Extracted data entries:

---------------

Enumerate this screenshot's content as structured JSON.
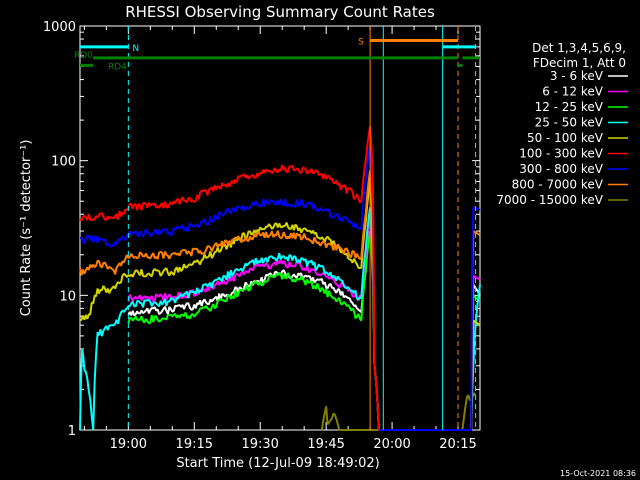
{
  "chart_data": {
    "type": "line",
    "title": "RHESSI Observing Summary Count Rates",
    "xlabel": "Start Time (12-Jul-09 18:49:02)",
    "ylabel": "Count Rate (s⁻¹ detector⁻¹)",
    "yscale": "log",
    "ylim": [
      1,
      1000
    ],
    "y_ticks": [
      {
        "value": 1,
        "label": "1"
      },
      {
        "value": 10,
        "label": "10"
      },
      {
        "value": 100,
        "label": "100"
      },
      {
        "value": 1000,
        "label": "1000"
      }
    ],
    "xlim_minutes": [
      -11,
      80
    ],
    "x_ticks": [
      {
        "value": 0,
        "label": "19:00"
      },
      {
        "value": 15,
        "label": "19:15"
      },
      {
        "value": 30,
        "label": "19:30"
      },
      {
        "value": 45,
        "label": "19:45"
      },
      {
        "value": 60,
        "label": "20:00"
      },
      {
        "value": 75,
        "label": "20:15"
      }
    ],
    "legend": {
      "placement": "right",
      "header": [
        "Det 1,3,4,5,6,9,",
        "FDecim 1, Att 0"
      ],
      "entries": [
        {
          "label": "3 - 6 keV",
          "color": "#ffffff"
        },
        {
          "label": "6 - 12 keV",
          "color": "#ff00ff"
        },
        {
          "label": "12 - 25 keV",
          "color": "#00ff00"
        },
        {
          "label": "25 - 50 keV",
          "color": "#00ffff"
        },
        {
          "label": "50 - 100 keV",
          "color": "#d4d400"
        },
        {
          "label": "100 - 300 keV",
          "color": "#ff0000"
        },
        {
          "label": "300 - 800 keV",
          "color": "#0000ff"
        },
        {
          "label": "800 - 7000 keV",
          "color": "#ff8000"
        },
        {
          "label": "7000 - 15000 keV",
          "color": "#808000"
        }
      ]
    },
    "series": [
      {
        "name": "7000 - 15000 keV",
        "color": "#808000",
        "points": [
          [
            44,
            1
          ],
          [
            45,
            1.5
          ],
          [
            45.3,
            1.1
          ],
          [
            47,
            1.3
          ],
          [
            48,
            1
          ],
          [
            76,
            1
          ],
          [
            77,
            1.7
          ],
          [
            79,
            1.8
          ]
        ]
      },
      {
        "name": "3 - 6 keV",
        "color": "#ffffff",
        "points": [
          [
            0,
            7.5
          ],
          [
            5,
            7.6
          ],
          [
            10,
            7.8
          ],
          [
            15,
            8.5
          ],
          [
            20,
            9.5
          ],
          [
            25,
            11
          ],
          [
            30,
            13
          ],
          [
            35,
            14.5
          ],
          [
            40,
            14
          ],
          [
            45,
            12
          ],
          [
            50,
            9.5
          ],
          [
            52,
            8
          ],
          [
            53,
            7.5
          ],
          [
            54,
            15
          ],
          [
            55,
            45
          ],
          [
            56,
            3
          ],
          [
            57,
            1
          ],
          [
            78,
            1
          ],
          [
            78.5,
            12
          ],
          [
            80,
            10
          ]
        ]
      },
      {
        "name": "12 - 25 keV",
        "color": "#00ff00",
        "points": [
          [
            0,
            6.5
          ],
          [
            5,
            6.7
          ],
          [
            10,
            6.8
          ],
          [
            15,
            7.2
          ],
          [
            20,
            8.5
          ],
          [
            25,
            10.5
          ],
          [
            30,
            12.5
          ],
          [
            35,
            14
          ],
          [
            40,
            13
          ],
          [
            45,
            10.5
          ],
          [
            50,
            8
          ],
          [
            53,
            6.5
          ],
          [
            54,
            15
          ],
          [
            55,
            30
          ],
          [
            56,
            3
          ],
          [
            57,
            1
          ],
          [
            78,
            1
          ],
          [
            78.5,
            10
          ],
          [
            80,
            9
          ]
        ]
      },
      {
        "name": "6 - 12 keV",
        "color": "#ff00ff",
        "points": [
          [
            0,
            9.5
          ],
          [
            5,
            9.6
          ],
          [
            10,
            9.8
          ],
          [
            15,
            10.5
          ],
          [
            20,
            12
          ],
          [
            25,
            14
          ],
          [
            30,
            16.5
          ],
          [
            35,
            17.5
          ],
          [
            40,
            16.5
          ],
          [
            45,
            14
          ],
          [
            50,
            11
          ],
          [
            53,
            9.5
          ],
          [
            54,
            20
          ],
          [
            55,
            40
          ],
          [
            56,
            3
          ],
          [
            57,
            1
          ],
          [
            78,
            1
          ],
          [
            78.5,
            14
          ],
          [
            80,
            13
          ]
        ]
      },
      {
        "name": "25 - 50 keV",
        "color": "#00ffff",
        "points": [
          [
            -11,
            1
          ],
          [
            -10.5,
            4
          ],
          [
            -10,
            3
          ],
          [
            -8,
            1
          ],
          [
            -7,
            5
          ],
          [
            -4,
            6
          ],
          [
            -3,
            6
          ],
          [
            0,
            8.5
          ],
          [
            5,
            8.7
          ],
          [
            10,
            9
          ],
          [
            15,
            10.5
          ],
          [
            20,
            12.5
          ],
          [
            25,
            15.5
          ],
          [
            30,
            18.5
          ],
          [
            35,
            19.5
          ],
          [
            40,
            18
          ],
          [
            45,
            15
          ],
          [
            50,
            11.5
          ],
          [
            53,
            9.5
          ],
          [
            54,
            22
          ],
          [
            55,
            45
          ],
          [
            56,
            3
          ],
          [
            57,
            1
          ],
          [
            78,
            1
          ],
          [
            78.5,
            3
          ],
          [
            80,
            12
          ]
        ]
      },
      {
        "name": "50 - 100 keV",
        "color": "#d4d400",
        "points": [
          [
            -11,
            6.5
          ],
          [
            -9,
            7
          ],
          [
            -7,
            11
          ],
          [
            -4,
            11
          ],
          [
            -3,
            12
          ],
          [
            0,
            14.5
          ],
          [
            5,
            14.7
          ],
          [
            10,
            15
          ],
          [
            15,
            17
          ],
          [
            20,
            21
          ],
          [
            25,
            26
          ],
          [
            30,
            31
          ],
          [
            35,
            33
          ],
          [
            40,
            31
          ],
          [
            45,
            26
          ],
          [
            50,
            20
          ],
          [
            53,
            16
          ],
          [
            54,
            35
          ],
          [
            55,
            70
          ],
          [
            56,
            3
          ],
          [
            57,
            1
          ],
          [
            78,
            1
          ],
          [
            78.5,
            6.5
          ],
          [
            80,
            6
          ]
        ]
      },
      {
        "name": "800 - 7000 keV",
        "color": "#ff8000",
        "points": [
          [
            -11,
            15
          ],
          [
            -9,
            16
          ],
          [
            -7,
            17
          ],
          [
            -4,
            16
          ],
          [
            -3,
            15
          ],
          [
            0,
            19.5
          ],
          [
            5,
            19.8
          ],
          [
            10,
            20
          ],
          [
            15,
            21
          ],
          [
            20,
            23
          ],
          [
            25,
            26
          ],
          [
            30,
            28
          ],
          [
            35,
            28.5
          ],
          [
            40,
            27
          ],
          [
            45,
            24
          ],
          [
            50,
            21
          ],
          [
            53,
            19
          ],
          [
            54,
            40
          ],
          [
            55,
            85
          ],
          [
            56,
            3
          ],
          [
            57,
            1
          ],
          [
            78,
            1
          ],
          [
            78.5,
            30
          ],
          [
            80,
            28
          ]
        ]
      },
      {
        "name": "300 - 800 keV",
        "color": "#0000ff",
        "points": [
          [
            -11,
            25
          ],
          [
            -9,
            27
          ],
          [
            -7,
            26
          ],
          [
            -4,
            23
          ],
          [
            -3,
            24
          ],
          [
            0,
            28.5
          ],
          [
            5,
            29
          ],
          [
            10,
            30
          ],
          [
            15,
            33
          ],
          [
            20,
            38
          ],
          [
            25,
            44
          ],
          [
            30,
            48.5
          ],
          [
            35,
            50
          ],
          [
            40,
            48
          ],
          [
            45,
            42
          ],
          [
            50,
            35
          ],
          [
            53,
            31
          ],
          [
            54,
            70
          ],
          [
            55,
            130
          ],
          [
            56,
            3
          ],
          [
            57,
            1
          ],
          [
            78,
            1
          ],
          [
            78.5,
            45
          ],
          [
            80,
            43
          ]
        ]
      },
      {
        "name": "100 - 300 keV",
        "color": "#ff0000",
        "points": [
          [
            -11,
            35
          ],
          [
            -9,
            38
          ],
          [
            -7,
            40
          ],
          [
            -4,
            38
          ],
          [
            -3,
            37
          ],
          [
            0,
            45
          ],
          [
            5,
            46
          ],
          [
            10,
            48
          ],
          [
            15,
            53
          ],
          [
            20,
            62
          ],
          [
            25,
            72
          ],
          [
            30,
            82
          ],
          [
            35,
            88
          ],
          [
            40,
            85
          ],
          [
            45,
            75
          ],
          [
            50,
            60
          ],
          [
            53,
            50
          ],
          [
            54,
            100
          ],
          [
            55,
            180
          ],
          [
            56,
            3
          ],
          [
            57,
            1
          ]
        ]
      }
    ],
    "vertical_lines": [
      {
        "x": 0,
        "color": "#00ffff",
        "style": "dashed"
      },
      {
        "x": 55,
        "color": "#ff8000",
        "style": "solid"
      },
      {
        "x": 58,
        "color": "#00ffff",
        "style": "solid"
      },
      {
        "x": 71.5,
        "color": "#00ffff",
        "style": "solid"
      },
      {
        "x": 75,
        "color": "#ff8000",
        "style": "dashed"
      },
      {
        "x": 79,
        "color": "#00ffff",
        "style": "dashed"
      }
    ],
    "flag_bars": [
      {
        "label": "N",
        "color": "#00ffff",
        "segments": [
          [
            -11,
            0
          ],
          [
            71.5,
            79
          ]
        ],
        "level": 700
      },
      {
        "label": "S",
        "color": "#ff8000",
        "segments": [
          [
            55,
            75
          ]
        ],
        "level": 780
      },
      {
        "label": "RD0",
        "color": "#008000",
        "segments": [
          [
            -8,
            75
          ],
          [
            76,
            80
          ]
        ],
        "level": 580
      },
      {
        "label": "RD4",
        "color": "#008000",
        "segments": [
          [
            -11,
            -8
          ],
          [
            75,
            76
          ]
        ],
        "level": 510
      }
    ],
    "grid": false
  },
  "footer": {
    "timestamp": "15-Oct-2021 08:36"
  }
}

---------------

▶ **Short problem**:
The answer is a single number: how many lines include the word "level"?

▶ **Solution to the exercise**:
4